Records about charts and figures:
============
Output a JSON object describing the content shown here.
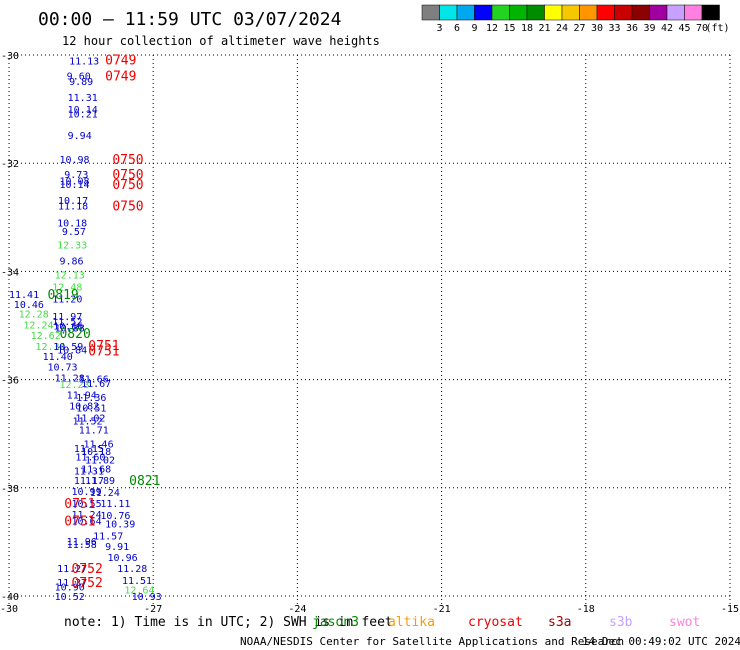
{
  "chart_data": {
    "type": "scatter",
    "title": "00:00 – 11:59 UTC 03/07/2024",
    "subtitle": "12 hour collection of altimeter wave heights",
    "xlim": [
      -30,
      -15
    ],
    "ylim": [
      -40,
      -30
    ],
    "x_ticks": [
      "-30",
      "-27",
      "-24",
      "-21",
      "-18",
      "-15"
    ],
    "y_ticks": [
      "-30",
      "-32",
      "-34",
      "-36",
      "-38",
      "-40"
    ],
    "grid": "dotted",
    "scale": {
      "labels": [
        "3",
        "6",
        "9",
        "12",
        "15",
        "18",
        "21",
        "24",
        "27",
        "30",
        "33",
        "36",
        "39",
        "42",
        "45",
        "70",
        "(ft)"
      ],
      "colors": [
        "#7f7f7f",
        "#00e5e5",
        "#00a8f0",
        "#0000ff",
        "#22d322",
        "#00b400",
        "#008c00",
        "#ffff00",
        "#f5c800",
        "#ff9600",
        "#ff0000",
        "#c80000",
        "#8c0000",
        "#a000a0",
        "#c8a0ff",
        "#ff80e0",
        "#000000"
      ]
    },
    "wave_heights": [
      {
        "lon": -28.75,
        "lat": -30.1,
        "v": "11.13",
        "c": "#0000cc"
      },
      {
        "lon": -28.8,
        "lat": -30.38,
        "v": "9.60",
        "c": "#0000cc"
      },
      {
        "lon": -28.75,
        "lat": -30.48,
        "v": "9.89",
        "c": "#0000cc"
      },
      {
        "lon": -28.78,
        "lat": -30.78,
        "v": "11.31",
        "c": "#0000cc"
      },
      {
        "lon": -28.78,
        "lat": -31.0,
        "v": "10.14",
        "c": "#0000cc"
      },
      {
        "lon": -28.78,
        "lat": -31.08,
        "v": "10.21",
        "c": "#0000cc"
      },
      {
        "lon": -28.78,
        "lat": -31.48,
        "v": "9.94",
        "c": "#0000cc"
      },
      {
        "lon": -28.95,
        "lat": -31.92,
        "v": "10.98",
        "c": "#0000cc"
      },
      {
        "lon": -28.85,
        "lat": -32.2,
        "v": "9.73",
        "c": "#0000cc"
      },
      {
        "lon": -28.95,
        "lat": -32.32,
        "v": "10.08",
        "c": "#0000cc"
      },
      {
        "lon": -28.95,
        "lat": -32.38,
        "v": "10.14",
        "c": "#0000cc"
      },
      {
        "lon": -28.98,
        "lat": -32.68,
        "v": "10.17",
        "c": "#0000cc"
      },
      {
        "lon": -28.98,
        "lat": -32.78,
        "v": "11.18",
        "c": "#0000cc"
      },
      {
        "lon": -29.0,
        "lat": -33.1,
        "v": "10.18",
        "c": "#0000cc"
      },
      {
        "lon": -28.9,
        "lat": -33.25,
        "v": "9.57",
        "c": "#0000cc"
      },
      {
        "lon": -29.0,
        "lat": -33.5,
        "v": "12.33",
        "c": "#44dd44"
      },
      {
        "lon": -28.95,
        "lat": -33.8,
        "v": "9.86",
        "c": "#0000cc"
      },
      {
        "lon": -29.05,
        "lat": -34.06,
        "v": "12.13",
        "c": "#44dd44"
      },
      {
        "lon": -29.1,
        "lat": -34.28,
        "v": "12.48",
        "c": "#44dd44"
      },
      {
        "lon": -29.1,
        "lat": -34.5,
        "v": "11.20",
        "c": "#0000cc"
      },
      {
        "lon": -30.0,
        "lat": -34.42,
        "v": "11.41",
        "c": "#0000cc"
      },
      {
        "lon": -29.9,
        "lat": -34.6,
        "v": "10.46",
        "c": "#0000cc"
      },
      {
        "lon": -29.8,
        "lat": -34.78,
        "v": "12.28",
        "c": "#44dd44"
      },
      {
        "lon": -29.7,
        "lat": -34.98,
        "v": "12.24",
        "c": "#44dd44"
      },
      {
        "lon": -29.55,
        "lat": -35.18,
        "v": "12.62",
        "c": "#44dd44"
      },
      {
        "lon": -29.45,
        "lat": -35.38,
        "v": "12.34",
        "c": "#44dd44"
      },
      {
        "lon": -29.3,
        "lat": -35.56,
        "v": "11.40",
        "c": "#0000cc"
      },
      {
        "lon": -29.2,
        "lat": -35.76,
        "v": "10.73",
        "c": "#0000cc"
      },
      {
        "lon": -29.05,
        "lat": -35.96,
        "v": "11.28",
        "c": "#0000cc"
      },
      {
        "lon": -29.1,
        "lat": -34.82,
        "v": "11.97",
        "c": "#0000cc"
      },
      {
        "lon": -29.1,
        "lat": -34.92,
        "v": "11.52",
        "c": "#0000cc"
      },
      {
        "lon": -29.08,
        "lat": -35.0,
        "v": "10.66",
        "c": "#0000cc"
      },
      {
        "lon": -29.05,
        "lat": -35.04,
        "v": "10.88",
        "c": "#0000cc"
      },
      {
        "lon": -29.08,
        "lat": -35.38,
        "v": "10.59",
        "c": "#0000cc"
      },
      {
        "lon": -29.0,
        "lat": -35.44,
        "v": "10.84",
        "c": "#0000cc"
      },
      {
        "lon": -28.55,
        "lat": -35.98,
        "v": "11.66",
        "c": "#0000cc"
      },
      {
        "lon": -28.5,
        "lat": -36.06,
        "v": "11.67",
        "c": "#0000cc"
      },
      {
        "lon": -28.95,
        "lat": -36.08,
        "v": "12.23",
        "c": "#44dd44"
      },
      {
        "lon": -28.8,
        "lat": -36.28,
        "v": "11.94",
        "c": "#0000cc"
      },
      {
        "lon": -28.6,
        "lat": -36.32,
        "v": "11.36",
        "c": "#0000cc"
      },
      {
        "lon": -28.75,
        "lat": -36.48,
        "v": "10.82",
        "c": "#0000cc"
      },
      {
        "lon": -28.6,
        "lat": -36.52,
        "v": "10.51",
        "c": "#0000cc"
      },
      {
        "lon": -28.62,
        "lat": -36.7,
        "v": "11.02",
        "c": "#0000cc"
      },
      {
        "lon": -28.68,
        "lat": -36.76,
        "v": "11.52",
        "c": "#0000cc"
      },
      {
        "lon": -28.55,
        "lat": -36.92,
        "v": "11.71",
        "c": "#0000cc"
      },
      {
        "lon": -28.45,
        "lat": -37.18,
        "v": "11.46",
        "c": "#0000cc"
      },
      {
        "lon": -28.65,
        "lat": -37.26,
        "v": "11.15",
        "c": "#0000cc"
      },
      {
        "lon": -28.5,
        "lat": -37.32,
        "v": "10.18",
        "c": "#0000cc"
      },
      {
        "lon": -28.62,
        "lat": -37.42,
        "v": "11.60",
        "c": "#0000cc"
      },
      {
        "lon": -28.42,
        "lat": -37.48,
        "v": "11.02",
        "c": "#0000cc"
      },
      {
        "lon": -28.5,
        "lat": -37.64,
        "v": "11.68",
        "c": "#0000cc"
      },
      {
        "lon": -28.65,
        "lat": -37.68,
        "v": "11.31",
        "c": "#0000cc"
      },
      {
        "lon": -28.65,
        "lat": -37.86,
        "v": "11.17",
        "c": "#0000cc"
      },
      {
        "lon": -28.42,
        "lat": -37.86,
        "v": "11.89",
        "c": "#0000cc"
      },
      {
        "lon": -28.7,
        "lat": -38.06,
        "v": "10.99",
        "c": "#0000cc"
      },
      {
        "lon": -28.32,
        "lat": -38.08,
        "v": "11.24",
        "c": "#0000cc"
      },
      {
        "lon": -28.7,
        "lat": -38.28,
        "v": "10.55",
        "c": "#0000cc"
      },
      {
        "lon": -28.1,
        "lat": -38.28,
        "v": "11.11",
        "c": "#0000cc"
      },
      {
        "lon": -28.7,
        "lat": -38.48,
        "v": "11.24",
        "c": "#0000cc"
      },
      {
        "lon": -28.1,
        "lat": -38.5,
        "v": "10.76",
        "c": "#0000cc"
      },
      {
        "lon": -28.7,
        "lat": -38.6,
        "v": "10.64",
        "c": "#0000cc"
      },
      {
        "lon": -28.0,
        "lat": -38.66,
        "v": "10.39",
        "c": "#0000cc"
      },
      {
        "lon": -28.25,
        "lat": -38.88,
        "v": "11.57",
        "c": "#0000cc"
      },
      {
        "lon": -28.8,
        "lat": -38.98,
        "v": "11.96",
        "c": "#0000cc"
      },
      {
        "lon": -28.8,
        "lat": -39.04,
        "v": "11.58",
        "c": "#0000cc"
      },
      {
        "lon": -28.0,
        "lat": -39.08,
        "v": "9.91",
        "c": "#0000cc"
      },
      {
        "lon": -27.95,
        "lat": -39.28,
        "v": "10.96",
        "c": "#0000cc"
      },
      {
        "lon": -29.0,
        "lat": -39.48,
        "v": "11.27",
        "c": "#0000cc"
      },
      {
        "lon": -27.75,
        "lat": -39.48,
        "v": "11.28",
        "c": "#0000cc"
      },
      {
        "lon": -27.65,
        "lat": -39.7,
        "v": "11.51",
        "c": "#0000cc"
      },
      {
        "lon": -29.0,
        "lat": -39.74,
        "v": "11.37",
        "c": "#0000cc"
      },
      {
        "lon": -29.05,
        "lat": -39.82,
        "v": "10.90",
        "c": "#0000cc"
      },
      {
        "lon": -27.6,
        "lat": -39.88,
        "v": "12.64",
        "c": "#44dd44"
      },
      {
        "lon": -29.05,
        "lat": -40.0,
        "v": "10.52",
        "c": "#0000cc"
      },
      {
        "lon": -27.45,
        "lat": -40.0,
        "v": "10.93",
        "c": "#0000cc"
      }
    ],
    "pass_times": [
      {
        "lon": -28.0,
        "lat": -30.08,
        "t": "0749",
        "c": "#ee0000"
      },
      {
        "lon": -28.0,
        "lat": -30.38,
        "t": "0749",
        "c": "#ee0000"
      },
      {
        "lon": -27.85,
        "lat": -31.92,
        "t": "0750",
        "c": "#ee0000"
      },
      {
        "lon": -27.85,
        "lat": -32.2,
        "t": "0750",
        "c": "#ee0000"
      },
      {
        "lon": -27.85,
        "lat": -32.38,
        "t": "0750",
        "c": "#ee0000"
      },
      {
        "lon": -27.85,
        "lat": -32.78,
        "t": "0750",
        "c": "#ee0000"
      },
      {
        "lon": -29.2,
        "lat": -34.42,
        "t": "0819",
        "c": "#008800"
      },
      {
        "lon": -28.95,
        "lat": -35.14,
        "t": "0820",
        "c": "#008800"
      },
      {
        "lon": -28.35,
        "lat": -35.36,
        "t": "0751",
        "c": "#ee0000"
      },
      {
        "lon": -28.35,
        "lat": -35.46,
        "t": "0751",
        "c": "#ee0000"
      },
      {
        "lon": -27.5,
        "lat": -37.86,
        "t": "0821",
        "c": "#008800"
      },
      {
        "lon": -28.85,
        "lat": -38.28,
        "t": "0751",
        "c": "#ee0000"
      },
      {
        "lon": -28.85,
        "lat": -38.6,
        "t": "0751",
        "c": "#ee0000"
      },
      {
        "lon": -28.7,
        "lat": -39.48,
        "t": "0752",
        "c": "#ee0000"
      },
      {
        "lon": -28.7,
        "lat": -39.74,
        "t": "0752",
        "c": "#ee0000"
      }
    ]
  },
  "footer": {
    "note": "note: 1) Time is in UTC; 2) SWH is in feet",
    "satellites": [
      {
        "name": "jason3",
        "color": "#008800"
      },
      {
        "name": "altika",
        "color": "#ff9900"
      },
      {
        "name": "cryosat",
        "color": "#ee0000"
      },
      {
        "name": "s3a",
        "color": "#990000"
      },
      {
        "name": "s3b",
        "color": "#c8a0ff"
      },
      {
        "name": "swot",
        "color": "#ff80e0"
      }
    ],
    "credit": "NOAA/NESDIS Center for Satellite Applications and Research",
    "timestamp": "14 Dec 00:49:02 UTC 2024"
  }
}
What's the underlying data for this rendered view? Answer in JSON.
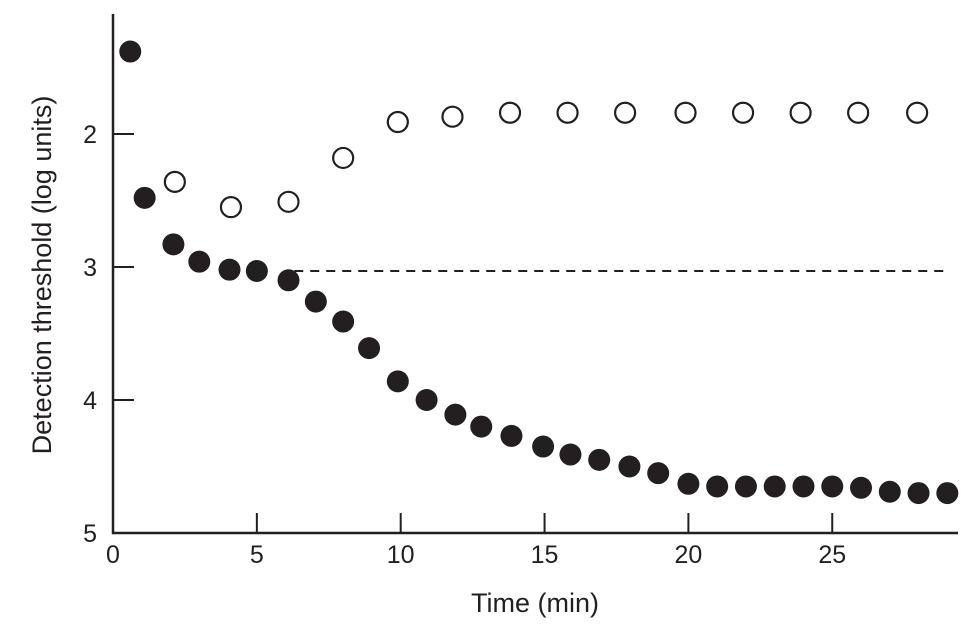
{
  "chart_data": {
    "type": "scatter",
    "title": "",
    "xlabel": "Time (min)",
    "ylabel": "Detection threshold (log units)",
    "xlim": [
      0,
      29.3
    ],
    "ylim": [
      5,
      1.1
    ],
    "y_inverted": true,
    "grid": false,
    "xticks": [
      0,
      5,
      10,
      15,
      20,
      25
    ],
    "xtick_labels": [
      "0",
      "5",
      "10",
      "15",
      "20",
      "25"
    ],
    "yticks": [
      2,
      3,
      4,
      5
    ],
    "ytick_labels": [
      "2",
      "3",
      "4",
      "5"
    ],
    "colors": {
      "ink": "#231f20"
    },
    "series": [
      {
        "name": "filled",
        "marker": "filled-circle",
        "x": [
          0.6,
          1.1,
          2.1,
          3.0,
          4.05,
          5.0,
          6.1,
          7.05,
          8.0,
          8.9,
          9.9,
          10.9,
          11.9,
          12.8,
          13.85,
          14.95,
          15.9,
          16.9,
          17.95,
          18.95,
          20.0,
          21.0,
          22.0,
          23.0,
          24.0,
          25.0,
          26.0,
          27.0,
          28.0,
          29.0
        ],
        "y": [
          1.38,
          2.48,
          2.83,
          2.96,
          3.02,
          3.03,
          3.1,
          3.26,
          3.41,
          3.61,
          3.86,
          4.0,
          4.11,
          4.2,
          4.27,
          4.35,
          4.41,
          4.45,
          4.5,
          4.55,
          4.63,
          4.65,
          4.65,
          4.65,
          4.65,
          4.65,
          4.66,
          4.69,
          4.7,
          4.7
        ]
      },
      {
        "name": "open",
        "marker": "open-circle",
        "x": [
          2.15,
          4.1,
          6.1,
          8.0,
          9.9,
          11.8,
          13.8,
          15.8,
          17.8,
          19.9,
          21.9,
          23.9,
          25.9,
          27.95
        ],
        "y": [
          2.36,
          2.55,
          2.51,
          2.18,
          1.91,
          1.87,
          1.84,
          1.84,
          1.84,
          1.84,
          1.84,
          1.84,
          1.84,
          1.84
        ]
      }
    ],
    "reference_line": {
      "style": "dashed",
      "y": 3.03,
      "x_start": 6.3,
      "x_end": 29.1
    }
  }
}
============
Pick out the lines containing the string "JSON" and show them.

Output a JSON object describing the content shown here.
What's the underlying data for this rendered view? Answer in JSON.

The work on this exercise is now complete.